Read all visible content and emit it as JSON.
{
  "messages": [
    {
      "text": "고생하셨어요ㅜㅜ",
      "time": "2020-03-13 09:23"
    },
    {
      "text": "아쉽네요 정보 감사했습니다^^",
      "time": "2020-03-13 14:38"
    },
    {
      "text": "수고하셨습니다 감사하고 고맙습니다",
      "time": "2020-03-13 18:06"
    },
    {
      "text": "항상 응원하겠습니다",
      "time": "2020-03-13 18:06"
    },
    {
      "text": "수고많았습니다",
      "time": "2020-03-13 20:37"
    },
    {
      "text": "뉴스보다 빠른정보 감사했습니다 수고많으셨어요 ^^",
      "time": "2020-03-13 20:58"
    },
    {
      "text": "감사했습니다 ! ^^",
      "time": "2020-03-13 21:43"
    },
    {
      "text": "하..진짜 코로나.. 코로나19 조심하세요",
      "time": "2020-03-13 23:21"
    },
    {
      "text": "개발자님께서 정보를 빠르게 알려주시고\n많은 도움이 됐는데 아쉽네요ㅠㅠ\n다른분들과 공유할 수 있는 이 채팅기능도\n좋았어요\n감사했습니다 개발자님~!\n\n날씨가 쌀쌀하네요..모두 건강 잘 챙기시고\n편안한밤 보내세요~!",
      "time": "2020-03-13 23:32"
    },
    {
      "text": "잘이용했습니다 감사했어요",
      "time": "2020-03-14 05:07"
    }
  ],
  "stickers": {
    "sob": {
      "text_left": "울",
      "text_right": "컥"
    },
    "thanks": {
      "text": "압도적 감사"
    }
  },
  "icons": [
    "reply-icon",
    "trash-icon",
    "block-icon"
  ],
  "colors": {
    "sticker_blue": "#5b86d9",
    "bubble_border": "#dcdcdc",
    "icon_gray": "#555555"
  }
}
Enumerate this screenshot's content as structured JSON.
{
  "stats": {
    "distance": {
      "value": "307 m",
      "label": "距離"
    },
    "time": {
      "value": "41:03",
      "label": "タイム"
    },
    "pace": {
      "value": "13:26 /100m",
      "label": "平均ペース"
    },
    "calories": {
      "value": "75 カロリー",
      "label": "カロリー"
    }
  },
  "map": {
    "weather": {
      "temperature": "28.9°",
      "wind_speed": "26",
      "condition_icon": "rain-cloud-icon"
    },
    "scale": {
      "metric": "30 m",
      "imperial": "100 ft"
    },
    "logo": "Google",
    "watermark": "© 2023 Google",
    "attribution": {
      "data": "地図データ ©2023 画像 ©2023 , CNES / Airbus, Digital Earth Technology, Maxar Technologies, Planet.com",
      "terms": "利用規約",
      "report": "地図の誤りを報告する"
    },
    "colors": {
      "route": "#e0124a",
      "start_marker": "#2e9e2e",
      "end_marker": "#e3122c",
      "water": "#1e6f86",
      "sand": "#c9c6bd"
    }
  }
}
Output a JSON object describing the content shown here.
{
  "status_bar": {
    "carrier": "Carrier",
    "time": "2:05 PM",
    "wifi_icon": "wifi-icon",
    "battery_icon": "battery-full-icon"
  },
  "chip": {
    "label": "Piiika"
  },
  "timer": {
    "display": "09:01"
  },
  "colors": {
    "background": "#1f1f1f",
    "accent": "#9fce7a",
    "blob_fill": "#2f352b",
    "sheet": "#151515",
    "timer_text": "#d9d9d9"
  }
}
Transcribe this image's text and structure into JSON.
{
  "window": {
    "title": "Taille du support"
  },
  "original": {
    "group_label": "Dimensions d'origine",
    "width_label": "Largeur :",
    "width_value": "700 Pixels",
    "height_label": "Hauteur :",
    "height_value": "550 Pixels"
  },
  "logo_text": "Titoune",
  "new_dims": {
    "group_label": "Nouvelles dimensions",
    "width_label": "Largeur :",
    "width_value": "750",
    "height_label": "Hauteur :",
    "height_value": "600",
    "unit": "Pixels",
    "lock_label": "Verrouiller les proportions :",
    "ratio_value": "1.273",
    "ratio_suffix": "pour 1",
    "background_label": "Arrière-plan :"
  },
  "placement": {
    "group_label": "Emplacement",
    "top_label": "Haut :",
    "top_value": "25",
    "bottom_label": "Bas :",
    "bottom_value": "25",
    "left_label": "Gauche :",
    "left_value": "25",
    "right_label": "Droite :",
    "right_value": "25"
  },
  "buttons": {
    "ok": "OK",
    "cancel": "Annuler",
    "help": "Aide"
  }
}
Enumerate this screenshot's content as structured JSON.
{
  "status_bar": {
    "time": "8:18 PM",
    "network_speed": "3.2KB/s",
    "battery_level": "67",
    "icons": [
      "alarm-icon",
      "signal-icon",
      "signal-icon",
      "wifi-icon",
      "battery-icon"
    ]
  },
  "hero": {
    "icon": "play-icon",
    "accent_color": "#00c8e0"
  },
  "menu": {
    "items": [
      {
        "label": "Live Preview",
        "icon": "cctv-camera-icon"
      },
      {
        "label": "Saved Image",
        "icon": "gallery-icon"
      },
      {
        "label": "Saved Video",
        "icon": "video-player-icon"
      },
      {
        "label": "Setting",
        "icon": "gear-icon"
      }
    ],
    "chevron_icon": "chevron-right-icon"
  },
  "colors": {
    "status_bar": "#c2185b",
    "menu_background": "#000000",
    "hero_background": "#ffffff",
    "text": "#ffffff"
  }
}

========================================

Restate the records, all of them, precisely as written.

# Response
Read all visible content and emit it as JSON.
{
  "messages": [
    {
      "text": "고생하셨어요ㅜㅜ",
      "time": "2020-03-13 09:23"
    },
    {
      "text": "아쉽네요 정보 감사했습니다^^",
      "time": "2020-03-13 14:38"
    },
    {
      "text": "수고하셨습니다 감사하고 고맙습니다",
      "time": "2020-03-13 18:06"
    },
    {
      "text": "항상 응원하겠습니다",
      "time": "2020-03-13 18:06"
    },
    {
      "text": "수고많았습니다",
      "time": "2020-03-13 20:37"
    },
    {
      "text": "뉴스보다 빠른정보 감사했습니다 수고많으셨어요 ^^",
      "time": "2020-03-13 20:58"
    },
    {
      "text": "감사했습니다 ! ^^",
      "time": "2020-03-13 21:43"
    },
    {
      "text": "하..진짜 코로나.. 코로나19 조심하세요",
      "time": "2020-03-13 23:21"
    },
    {
      "text": "개발자님께서 정보를 빠르게 알려주시고\n많은 도움이 됐는데 아쉽네요ㅠㅠ\n다른분들과 공유할 수 있는 이 채팅기능도\n좋았어요\n감사했습니다 개발자님~!\n\n날씨가 쌀쌀하네요..모두 건강 잘 챙기시고\n편안한밤 보내세요~!",
      "time": "2020-03-13 23:32"
    },
    {
      "text": "잘이용했습니다 감사했어요",
      "time": "2020-03-14 05:07"
    }
  ],
  "stickers": {
    "sob": {
      "text_left": "울",
      "text_right": "컥"
    },
    "thanks": {
      "text": "압도적 감사"
    }
  },
  "icons": [
    "reply-icon",
    "trash-icon",
    "block-icon"
  ],
  "colors": {
    "sticker_blue": "#5b86d9",
    "bubble_border": "#dcdcdc",
    "icon_gray": "#555555"
  }
}
Enumerate this screenshot's content as structured JSON.
{
  "stats": {
    "distance": {
      "value": "307 m",
      "label": "距離"
    },
    "time": {
      "value": "41:03",
      "label": "タイム"
    },
    "pace": {
      "value": "13:26 /100m",
      "label": "平均ペース"
    },
    "calories": {
      "value": "75 カロリー",
      "label": "カロリー"
    }
  },
  "map": {
    "weather": {
      "temperature": "28.9°",
      "wind_speed": "26",
      "condition_icon": "rain-cloud-icon"
    },
    "scale": {
      "metric": "30 m",
      "imperial": "100 ft"
    },
    "logo": "Google",
    "watermark": "© 2023 Google",
    "attribution": {
      "data": "地図データ ©2023 画像 ©2023 , CNES / Airbus, Digital Earth Technology, Maxar Technologies, Planet.com",
      "terms": "利用規約",
      "report": "地図の誤りを報告する"
    },
    "colors": {
      "route": "#e0124a",
      "start_marker": "#2e9e2e",
      "end_marker": "#e3122c",
      "water": "#1e6f86",
      "sand": "#c9c6bd"
    }
  }
}
Output a JSON object describing the content shown here.
{
  "status_bar": {
    "carrier": "Carrier",
    "time": "2:05 PM",
    "wifi_icon": "wifi-icon",
    "battery_icon": "battery-full-icon"
  },
  "chip": {
    "label": "Piiika"
  },
  "timer": {
    "display": "09:01"
  },
  "colors": {
    "background": "#1f1f1f",
    "accent": "#9fce7a",
    "blob_fill": "#2f352b",
    "sheet": "#151515",
    "timer_text": "#d9d9d9"
  }
}
Transcribe this image's text and structure into JSON.
{
  "window": {
    "title": "Taille du support"
  },
  "original": {
    "group_label": "Dimensions d'origine",
    "width_label": "Largeur :",
    "width_value": "700 Pixels",
    "height_label": "Hauteur :",
    "height_value": "550 Pixels"
  },
  "logo_text": "Titoune",
  "new_dims": {
    "group_label": "Nouvelles dimensions",
    "width_label": "Largeur :",
    "width_value": "750",
    "height_label": "Hauteur :",
    "height_value": "600",
    "unit": "Pixels",
    "lock_label": "Verrouiller les proportions :",
    "ratio_value": "1.273",
    "ratio_suffix": "pour 1",
    "background_label": "Arrière-plan :"
  },
  "placement": {
    "group_label": "Emplacement",
    "top_label": "Haut :",
    "top_value": "25",
    "bottom_label": "Bas :",
    "bottom_value": "25",
    "left_label": "Gauche :",
    "left_value": "25",
    "right_label": "Droite :",
    "right_value": "25"
  },
  "buttons": {
    "ok": "OK",
    "cancel": "Annuler",
    "help": "Aide"
  }
}
Enumerate this screenshot's content as structured JSON.
{
  "status_bar": {
    "time": "8:18 PM",
    "network_speed": "3.2KB/s",
    "battery_level": "67",
    "icons": [
      "alarm-icon",
      "signal-icon",
      "signal-icon",
      "wifi-icon",
      "battery-icon"
    ]
  },
  "hero": {
    "icon": "play-icon",
    "accent_color": "#00c8e0"
  },
  "menu": {
    "items": [
      {
        "label": "Live Preview",
        "icon": "cctv-camera-icon"
      },
      {
        "label": "Saved Image",
        "icon": "gallery-icon"
      },
      {
        "label": "Saved Video",
        "icon": "video-player-icon"
      },
      {
        "label": "Setting",
        "icon": "gear-icon"
      }
    ],
    "chevron_icon": "chevron-right-icon"
  },
  "colors": {
    "status_bar": "#c2185b",
    "menu_background": "#000000",
    "hero_background": "#ffffff",
    "text": "#ffffff"
  }
}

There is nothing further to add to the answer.